Start of STORED DATA

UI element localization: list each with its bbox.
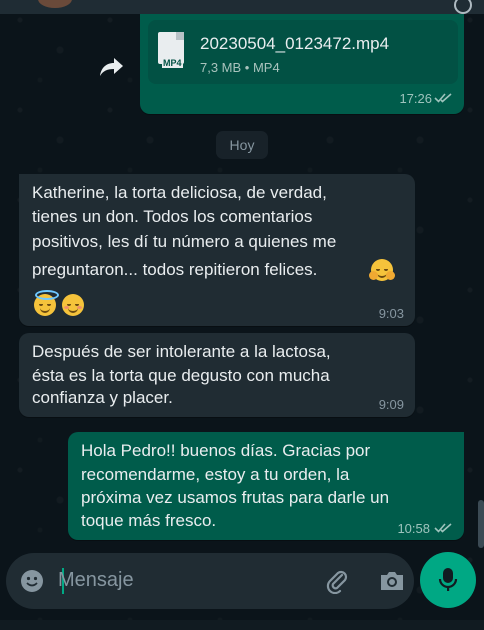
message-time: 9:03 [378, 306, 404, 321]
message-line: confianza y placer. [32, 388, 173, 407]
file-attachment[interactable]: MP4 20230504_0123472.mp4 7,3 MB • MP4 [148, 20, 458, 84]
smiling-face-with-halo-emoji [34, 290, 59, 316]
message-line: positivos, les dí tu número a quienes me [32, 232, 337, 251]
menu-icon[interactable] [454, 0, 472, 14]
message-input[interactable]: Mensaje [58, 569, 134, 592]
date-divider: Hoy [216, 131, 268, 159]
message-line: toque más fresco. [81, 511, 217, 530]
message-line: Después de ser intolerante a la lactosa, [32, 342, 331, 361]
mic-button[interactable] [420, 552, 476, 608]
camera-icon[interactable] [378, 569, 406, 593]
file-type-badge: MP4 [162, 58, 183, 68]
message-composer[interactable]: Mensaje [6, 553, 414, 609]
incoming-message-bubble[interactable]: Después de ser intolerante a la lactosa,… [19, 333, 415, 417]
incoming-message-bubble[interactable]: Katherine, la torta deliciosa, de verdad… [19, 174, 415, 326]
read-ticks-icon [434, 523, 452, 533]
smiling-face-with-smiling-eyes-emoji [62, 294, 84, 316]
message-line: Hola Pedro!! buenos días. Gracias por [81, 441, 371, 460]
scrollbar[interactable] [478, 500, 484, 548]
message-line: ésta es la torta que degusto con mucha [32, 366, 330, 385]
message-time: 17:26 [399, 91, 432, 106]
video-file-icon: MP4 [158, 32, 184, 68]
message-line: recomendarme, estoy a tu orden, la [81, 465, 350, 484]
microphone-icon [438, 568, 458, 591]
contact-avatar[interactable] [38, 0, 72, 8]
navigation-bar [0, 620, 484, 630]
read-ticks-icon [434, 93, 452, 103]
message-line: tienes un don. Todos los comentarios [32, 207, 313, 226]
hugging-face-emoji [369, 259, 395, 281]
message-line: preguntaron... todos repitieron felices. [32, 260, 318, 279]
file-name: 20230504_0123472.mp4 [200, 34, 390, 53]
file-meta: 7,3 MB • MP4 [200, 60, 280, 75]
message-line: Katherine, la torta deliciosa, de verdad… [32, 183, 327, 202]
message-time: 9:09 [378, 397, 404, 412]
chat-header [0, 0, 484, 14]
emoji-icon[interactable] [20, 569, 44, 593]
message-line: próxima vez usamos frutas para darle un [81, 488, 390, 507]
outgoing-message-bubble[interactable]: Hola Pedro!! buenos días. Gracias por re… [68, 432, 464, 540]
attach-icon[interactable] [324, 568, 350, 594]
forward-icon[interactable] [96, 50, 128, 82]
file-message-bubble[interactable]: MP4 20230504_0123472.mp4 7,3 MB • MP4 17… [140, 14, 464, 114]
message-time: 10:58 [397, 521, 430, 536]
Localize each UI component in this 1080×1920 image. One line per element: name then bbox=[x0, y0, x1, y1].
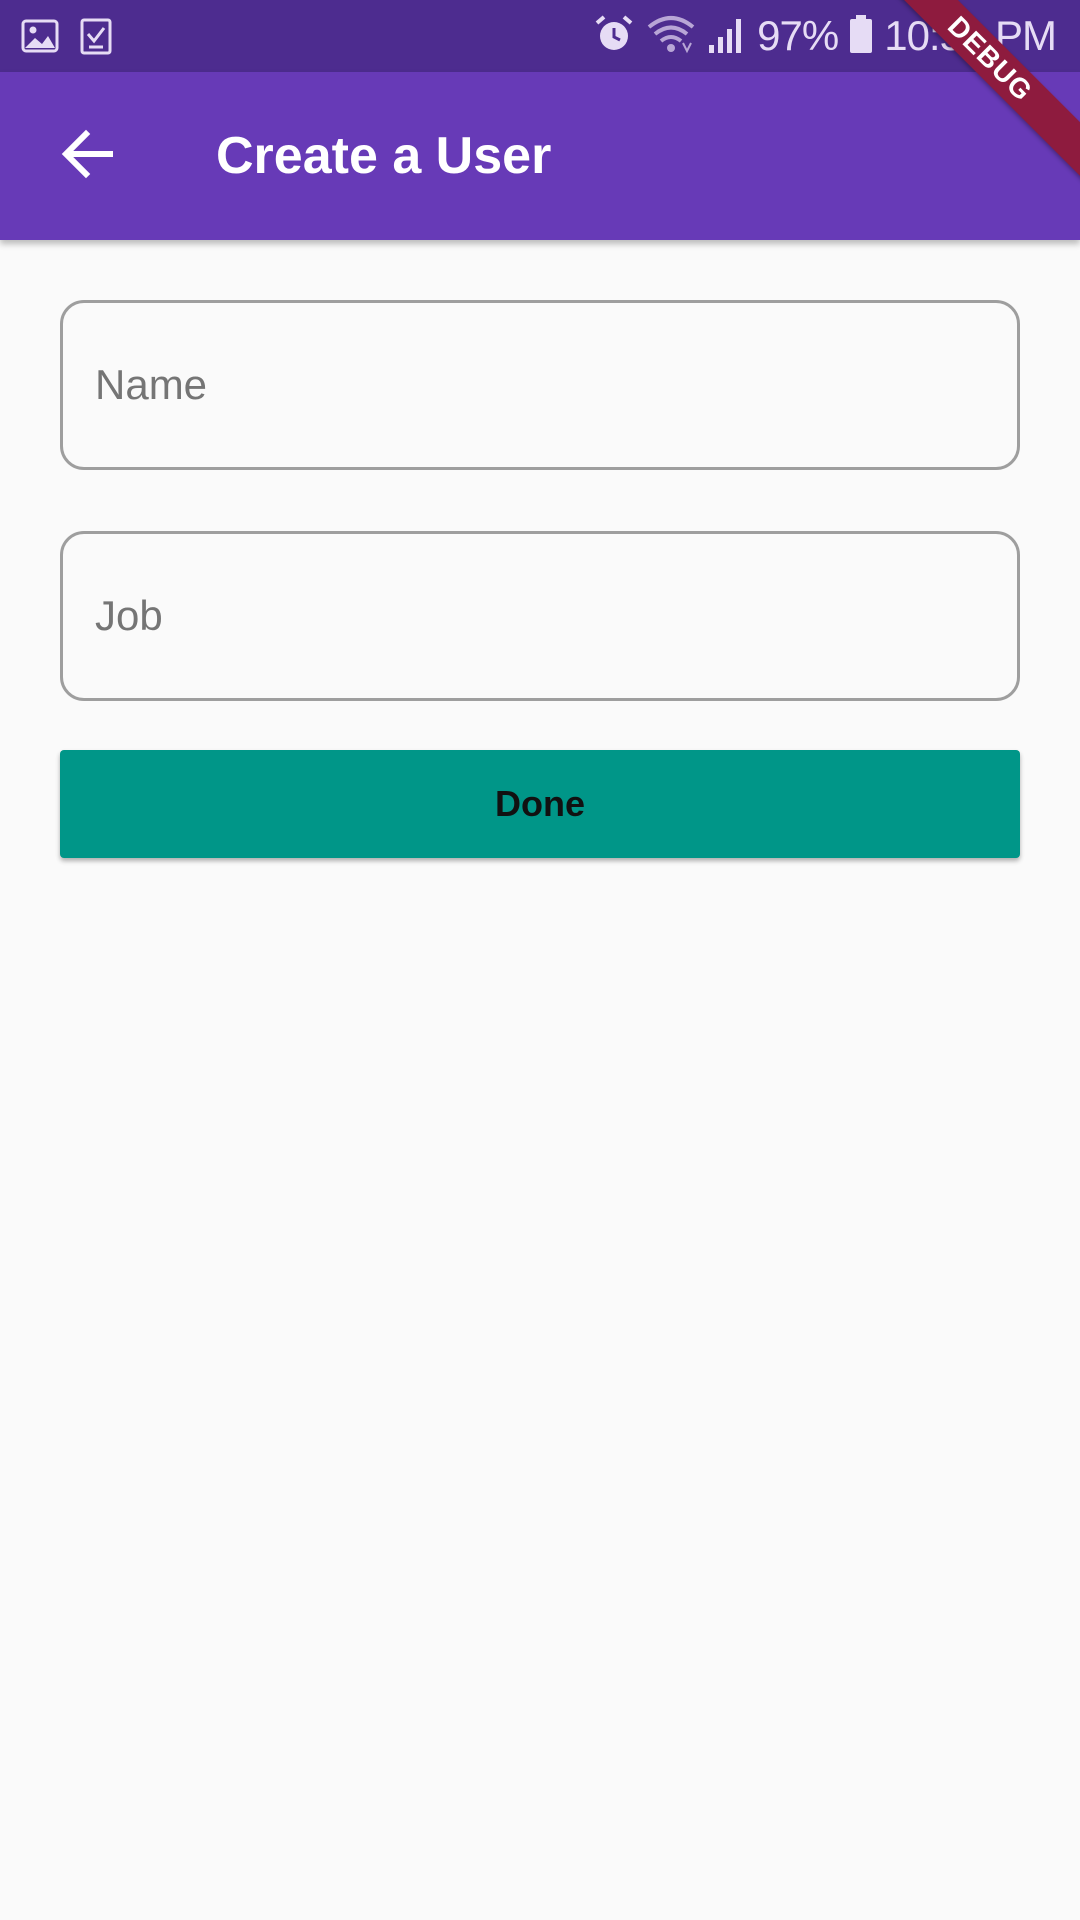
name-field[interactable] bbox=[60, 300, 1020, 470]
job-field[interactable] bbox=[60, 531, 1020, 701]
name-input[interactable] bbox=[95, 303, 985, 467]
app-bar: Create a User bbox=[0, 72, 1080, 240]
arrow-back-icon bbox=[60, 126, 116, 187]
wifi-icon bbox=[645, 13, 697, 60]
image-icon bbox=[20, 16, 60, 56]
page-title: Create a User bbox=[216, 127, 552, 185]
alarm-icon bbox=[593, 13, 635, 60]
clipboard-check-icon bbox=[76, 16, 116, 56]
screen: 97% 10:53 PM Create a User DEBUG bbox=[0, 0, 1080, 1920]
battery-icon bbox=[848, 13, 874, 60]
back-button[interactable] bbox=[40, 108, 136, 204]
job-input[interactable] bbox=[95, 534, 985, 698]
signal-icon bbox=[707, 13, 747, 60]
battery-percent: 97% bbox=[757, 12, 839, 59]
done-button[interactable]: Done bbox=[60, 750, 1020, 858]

End of STORED DATA

_TASK BRIEF:_ Recast every line of the records above as a numbered list, skipping any blank lines and leaving the pictures out.

_COMPLETE RESPONSE:_
1. UI element localization: list each with its bbox.
2. message-time: 9:03 [378, 306, 404, 321]
3. message-line: confianza y placer. [32, 388, 173, 407]
4. file-attachment[interactable]: MP4 20230504_0123472.mp4 7,3 MB • MP4 [148, 20, 458, 84]
5. smiling-face-with-halo-emoji [34, 290, 59, 316]
6. message-line: positivos, les dí tu número a quienes me [32, 232, 337, 251]
7. menu-icon[interactable] [454, 0, 472, 14]
8. message-input[interactable]: Mensaje [58, 569, 134, 592]
9. date-divider: Hoy [216, 131, 268, 159]
10. message-line: toque más fresco. [81, 511, 217, 530]
11. message-line: Después de ser intolerante a la lactosa, [32, 342, 331, 361]
12. mic-button[interactable] [420, 552, 476, 608]
13. camera-icon[interactable] [378, 569, 406, 593]
14. file-type-badge: MP4 [162, 58, 183, 68]
15. message-composer[interactable]: Mensaje [6, 553, 414, 609]
16. incoming-message-bubble[interactable]: Después de ser intolerante a la lactosa,… [19, 333, 415, 417]
17. incoming-message-bubble[interactable]: Katherine, la torta deliciosa, de verdad… [19, 174, 415, 326]
18. read-ticks-icon [434, 523, 452, 533]
19. smiling-face-with-smiling-eyes-emoji [62, 294, 84, 316]
20. message-line: Hola Pedro!! buenos días. Gracias por [81, 441, 371, 460]
21. scrollbar[interactable] [478, 500, 484, 548]
22. message-line: ésta es la torta que degusto con mucha [32, 366, 330, 385]
23. message-time: 17:26 [399, 91, 432, 106]
24. video-file-icon: MP4 [158, 32, 184, 68]
25. message-line: recomendarme, estoy a tu orden, la [81, 465, 350, 484]
26. microphone-icon [438, 568, 458, 591]
27. contact-avatar[interactable] [38, 0, 72, 8]
28. navigation-bar [0, 620, 484, 630]
29. read-ticks-icon [434, 93, 452, 103]
30. message-line: tienes un don. Todos los comentarios [32, 207, 313, 226]
31. hugging-face-emoji [369, 259, 395, 281]
32. message-line: preguntaron... todos repitieron felices. [32, 260, 318, 279]
33. file-name: 20230504_0123472.mp4 [200, 34, 390, 53]
34. file-meta: 7,3 MB • MP4 [200, 60, 280, 75]
35. message-line: Katherine, la torta deliciosa, de verdad… [32, 183, 327, 202]
36. message-time: 9:09 [378, 397, 404, 412]
37. chat-header [0, 0, 484, 14]
38. emoji-icon[interactable] [20, 569, 44, 593]
39. message-line: próxima vez usamos frutas para darle un [81, 488, 390, 507]
40. outgoing-message-bubble[interactable]: Hola Pedro!! buenos días. Gracias por re… [68, 432, 464, 540]
41. attach-icon[interactable] [324, 568, 350, 594]
42. forward-icon[interactable] [96, 50, 128, 82]
43. file-message-bubble[interactable]: MP4 20230504_0123472.mp4 7,3 MB • MP4 17… [140, 14, 464, 114]
44. message-time: 10:58 [397, 521, 430, 536]
45. Localize each UI component in this 1080×1920 image. One line per element: name then bbox=[x0, y0, x1, y1].
46. name-field[interactable] bbox=[60, 300, 1020, 470]
47. job-field[interactable] bbox=[60, 531, 1020, 701]
48. name-input[interactable] bbox=[95, 303, 985, 467]
49. app-bar: Create a User bbox=[0, 72, 1080, 240]
50. arrow-back-icon bbox=[60, 126, 116, 187]
51. wifi-icon bbox=[645, 13, 697, 60]
52. image-icon bbox=[20, 16, 60, 56]
53. page-title: Create a User bbox=[216, 127, 552, 185]
54. alarm-icon bbox=[593, 13, 635, 60]
55. clipboard-check-icon bbox=[76, 16, 116, 56]
56. screen: 97% 10:53 PM Create a User DEBUG bbox=[0, 0, 1080, 1920]
57. battery-icon bbox=[848, 13, 874, 60]
58. back-button[interactable] bbox=[40, 108, 136, 204]
59. job-input[interactable] bbox=[95, 534, 985, 698]
60. signal-icon bbox=[707, 13, 747, 60]
61. battery-percent: 97% bbox=[757, 12, 839, 59]
62. done-button[interactable]: Done bbox=[60, 750, 1020, 858]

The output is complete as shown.